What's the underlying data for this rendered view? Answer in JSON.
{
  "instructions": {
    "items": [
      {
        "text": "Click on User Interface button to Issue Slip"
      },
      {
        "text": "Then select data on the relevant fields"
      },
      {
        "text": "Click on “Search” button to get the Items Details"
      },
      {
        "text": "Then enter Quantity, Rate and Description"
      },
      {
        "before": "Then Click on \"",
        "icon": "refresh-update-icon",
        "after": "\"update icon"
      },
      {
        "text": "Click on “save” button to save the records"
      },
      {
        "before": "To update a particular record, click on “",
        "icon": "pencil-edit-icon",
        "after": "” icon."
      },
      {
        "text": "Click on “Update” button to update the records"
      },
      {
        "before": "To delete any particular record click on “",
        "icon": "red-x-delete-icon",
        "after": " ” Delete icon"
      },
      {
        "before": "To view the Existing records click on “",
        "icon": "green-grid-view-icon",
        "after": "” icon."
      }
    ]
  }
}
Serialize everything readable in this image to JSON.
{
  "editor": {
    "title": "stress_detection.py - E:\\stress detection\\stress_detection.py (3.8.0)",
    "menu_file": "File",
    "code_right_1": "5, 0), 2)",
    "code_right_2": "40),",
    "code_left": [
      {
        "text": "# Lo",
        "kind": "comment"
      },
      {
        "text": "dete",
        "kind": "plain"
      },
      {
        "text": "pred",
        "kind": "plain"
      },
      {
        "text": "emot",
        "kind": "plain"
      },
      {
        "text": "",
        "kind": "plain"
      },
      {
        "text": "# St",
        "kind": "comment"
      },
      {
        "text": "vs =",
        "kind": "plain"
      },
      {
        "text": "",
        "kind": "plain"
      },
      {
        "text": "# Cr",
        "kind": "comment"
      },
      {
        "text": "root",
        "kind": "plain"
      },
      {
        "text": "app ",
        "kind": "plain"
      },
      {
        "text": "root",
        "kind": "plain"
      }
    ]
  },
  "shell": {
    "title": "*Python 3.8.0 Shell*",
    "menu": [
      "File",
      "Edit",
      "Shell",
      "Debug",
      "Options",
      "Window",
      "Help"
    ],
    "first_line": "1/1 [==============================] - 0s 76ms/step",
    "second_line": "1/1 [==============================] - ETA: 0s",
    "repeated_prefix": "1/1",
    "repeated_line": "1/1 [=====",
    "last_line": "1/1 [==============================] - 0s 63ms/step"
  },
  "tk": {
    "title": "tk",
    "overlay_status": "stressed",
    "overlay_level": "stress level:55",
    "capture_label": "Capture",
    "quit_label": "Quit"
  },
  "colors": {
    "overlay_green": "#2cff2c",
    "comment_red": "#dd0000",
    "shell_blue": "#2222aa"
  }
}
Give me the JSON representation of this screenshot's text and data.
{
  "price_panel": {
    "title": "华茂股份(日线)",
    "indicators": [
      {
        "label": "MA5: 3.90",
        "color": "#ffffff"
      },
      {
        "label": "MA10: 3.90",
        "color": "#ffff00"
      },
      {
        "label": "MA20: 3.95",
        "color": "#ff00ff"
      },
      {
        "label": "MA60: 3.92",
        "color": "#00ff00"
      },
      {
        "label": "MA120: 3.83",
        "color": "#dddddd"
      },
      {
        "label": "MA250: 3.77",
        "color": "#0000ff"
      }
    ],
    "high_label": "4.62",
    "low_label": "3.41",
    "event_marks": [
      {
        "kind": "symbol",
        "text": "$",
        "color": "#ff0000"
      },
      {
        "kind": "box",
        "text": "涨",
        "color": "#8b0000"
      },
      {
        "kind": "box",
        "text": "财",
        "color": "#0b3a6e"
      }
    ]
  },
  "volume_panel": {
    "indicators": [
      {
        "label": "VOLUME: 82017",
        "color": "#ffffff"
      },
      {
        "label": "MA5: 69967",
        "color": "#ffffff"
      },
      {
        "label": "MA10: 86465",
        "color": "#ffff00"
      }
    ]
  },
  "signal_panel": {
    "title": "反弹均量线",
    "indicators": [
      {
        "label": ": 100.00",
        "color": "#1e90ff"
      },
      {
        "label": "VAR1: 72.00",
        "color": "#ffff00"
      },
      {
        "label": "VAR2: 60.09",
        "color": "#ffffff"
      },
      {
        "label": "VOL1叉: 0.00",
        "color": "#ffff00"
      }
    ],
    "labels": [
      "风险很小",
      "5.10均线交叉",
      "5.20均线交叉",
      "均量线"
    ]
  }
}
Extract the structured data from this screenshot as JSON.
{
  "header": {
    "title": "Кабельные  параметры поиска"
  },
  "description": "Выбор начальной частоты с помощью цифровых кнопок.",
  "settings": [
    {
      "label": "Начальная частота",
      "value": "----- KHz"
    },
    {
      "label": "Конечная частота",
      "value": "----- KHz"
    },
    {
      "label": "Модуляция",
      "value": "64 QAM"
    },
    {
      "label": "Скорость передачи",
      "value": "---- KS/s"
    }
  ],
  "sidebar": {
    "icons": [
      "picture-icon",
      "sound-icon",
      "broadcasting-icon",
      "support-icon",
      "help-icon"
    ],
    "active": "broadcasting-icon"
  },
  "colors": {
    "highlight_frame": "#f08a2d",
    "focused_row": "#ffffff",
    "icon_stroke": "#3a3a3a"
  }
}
**********
From the records above, copy every line that holds the word "particular".

- [Result of the task]:
        "before": "To update a particular record, click on “",
        "before": "To delete any particular record click on “",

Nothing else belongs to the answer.